🔗FileSet Exploration

The FileSet, PartitionedFileSet, and TimePartitionedFileSet datasets can be explored through ad-hoc SQL-like queries. To enable exploration, you must set several properties when creating the dataset, and the files in your dataset must meet certain requirements. These properties and requirements are described below.

🔗Explore Properties

A FileSet, PartitionedFileSet, or TimePartitionedFileSet is made explorable by setting several properties when creating the dataset. The FileSetProperties class (PartitionedFileSetProperties or TimePartitionedFileSetsProperties classes for the other two types) should be used to set the following required properties:

  • EnableExploreOnCreate must be set to true to create a Hive table when the dataset is created
  • SerDe class that Hive should use for serialization and deserialization
  • InputFormat that Hive should use for reading files
  • OutputFormat that Hive should use for writing files

Any other table properties that the SerDe may need must also be set. For example, in the configure method of your application:

Schema schema = Schema.recordOf(
  "purchase",
  Schema.Field.of("user", Schema.of(Schema.Type.STRING)),
  Schema.Field.of("item_id", Schema.of(Schema.Type.INT)),
  Schema.Field.of("price", Schema.of(Schema.Type.DOUBLE))
);
createDataset("myfiles", "fileSet", FileSetProperties.builder()
  .setBasePath("mylocation")
  .setInputFormat(AvroKeyInputFormat.class)
  .setOutputFormat(AvroKeyOutputFormat.class)
  // everything past here is a CDAP Explore property
  .setEnableExploreOnCreate(true)
  .setSerDe("org.apache.hadoop.hive.serde2.avro.AvroSerDe")
  .setExploreInputFormat("org.apache.hadoop.hive.ql.io.avro.AvroContainerInputFormat")
  .setExploreOutputFormat("org.apache.hadoop.hive.ql.io.avro.AvroContainerOutputFormat")
  .setTableProperty("avro.schema.literal", schema.toString())
  .build());

For a FileSet using the AvroParquet format:

FileSetProperties.builder()
.setBasePath(basePath)
.setInputFormat(AvroParquetInputFormat.class)
.setOutputFormat(AvroParquetOutputFormat.class)
.setEnableExploreOnCreate(true)
.setExploreFormat("parquet")
.setExploreSchema("id long, name string")

A PartitionedFileSet using the text format, with \n as the record delimiter:

PartitionedFileSetProperties.builder()
// Properties for partitioning
.setPartitioning(Partitioning.builder().addLongField("time").build())
// Properties for file set
.setInputFormat(TextInputFormat.class)
.setOutputFormat(TextOutputFormat.class)
.setOutputProperty(TextOutputFormat.SEPERATOR, ",")
// enable CDAP Explore
.setEnableExploreOnCreate(true)
.setExploreFormat("text")
.setExploreFormatProperty("delimiter", "\n")
.setExploreSchema("record STRING")
.build()

Extracted material >>
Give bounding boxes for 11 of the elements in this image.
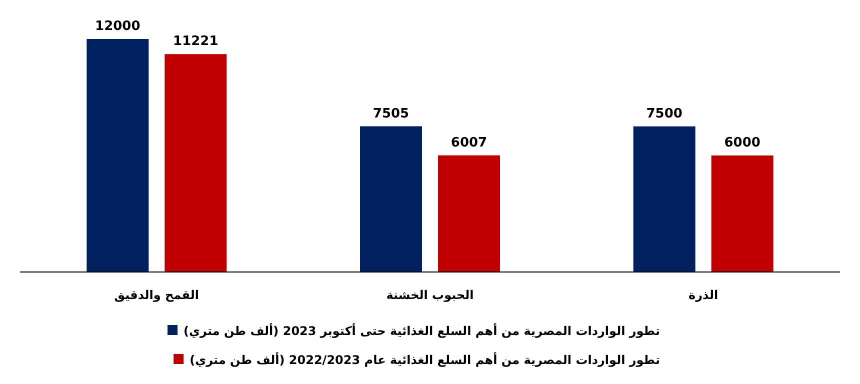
x-tick-label: القمح والدقيق [114, 288, 200, 302]
data-label: 6007 [450, 135, 488, 150]
data-label: 12000 [95, 19, 140, 34]
data-label: 11221 [173, 34, 218, 50]
data-label: 7505 [372, 106, 410, 122]
legend-label: تطور الواردات المصرية من أهم السلع الغذائية حتى أكتوبر 2023 (ألف طن متري) [184, 323, 660, 338]
x-tick-label: الحبوب الخشنة [386, 288, 474, 302]
x-tick-label: الذرة [688, 288, 718, 302]
data-label: 6000 [724, 136, 760, 150]
data-label: 7500 [646, 106, 682, 122]
legend-label: تطور الواردات المصرية من أهم السلع الغذائية عام 2022/2023 (ألف طن متري) [190, 352, 660, 367]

Task description >>
Carry the FileSet exploration page forward from the end of its final code example. The records were drawn from a different source than the FileSet exploration page.

Task result >>
If you are running a version of Hive that reserves keywords and any of your column names is a Hive reserved keyword, you will need to enclose the column name in backticks. For example:

PartitionedFileSetProperties.builder()
// Properties for partitioning
.setPartitioning(Partitioning.builder().addLongField("time").build())
// Properties for file set
.setInputFormat(TextInputFormat.class)
.setOutputFormat(TextOutputFormat.class)
.setOutputProperty(TextOutputFormat.SEPERATOR, ",")
// enable CDAP Explore
.setEnableExploreOnCreate(true)
.setExploreFormat("text")
.setExploreFormatProperty("delimiter", "\n")
.setExploreSchema("`date` STRING")
.build()

These dataset properties map directly to table properties in Hive. In the case of the setBasePath method, the partial-path given will be a sub-directory of <CDAP-home>/namespaces/<namespace-id>/data/.

For example, if <CDAP-home> is /cdap, and <namespace-id> is default, the first Dataset example above would result in this "create table" statement being generated:

CREATE EXTERNAL TABLE dataset_myfiles(
  user string,
  item_id int,
  price double)
ROW FORMAT SERDE "org.apache.hadoop.hive.serde2.avro.AvroSerDe"
STORED AS INPUTFORMAT "org.apache.hadoop.hive.ql.io.avro.AvroContainerInputFormat"
OUTPUTFORMAT "org.apache.hadoop.hive.ql.io.avro.AvroContainerOutputFormat"
LOCATION "/cdap/namespaces/default/data/mylocation"
TBLPROPERTIES (
  "avro.schema.literal"="{\"type\": \"record\", \"name\": \"stringBody\", \"fields\": [{ \"name\":\"ts\", \"type\":\"long\" }, { \"name\":\"body\", \"type\":\"string\" } ] }"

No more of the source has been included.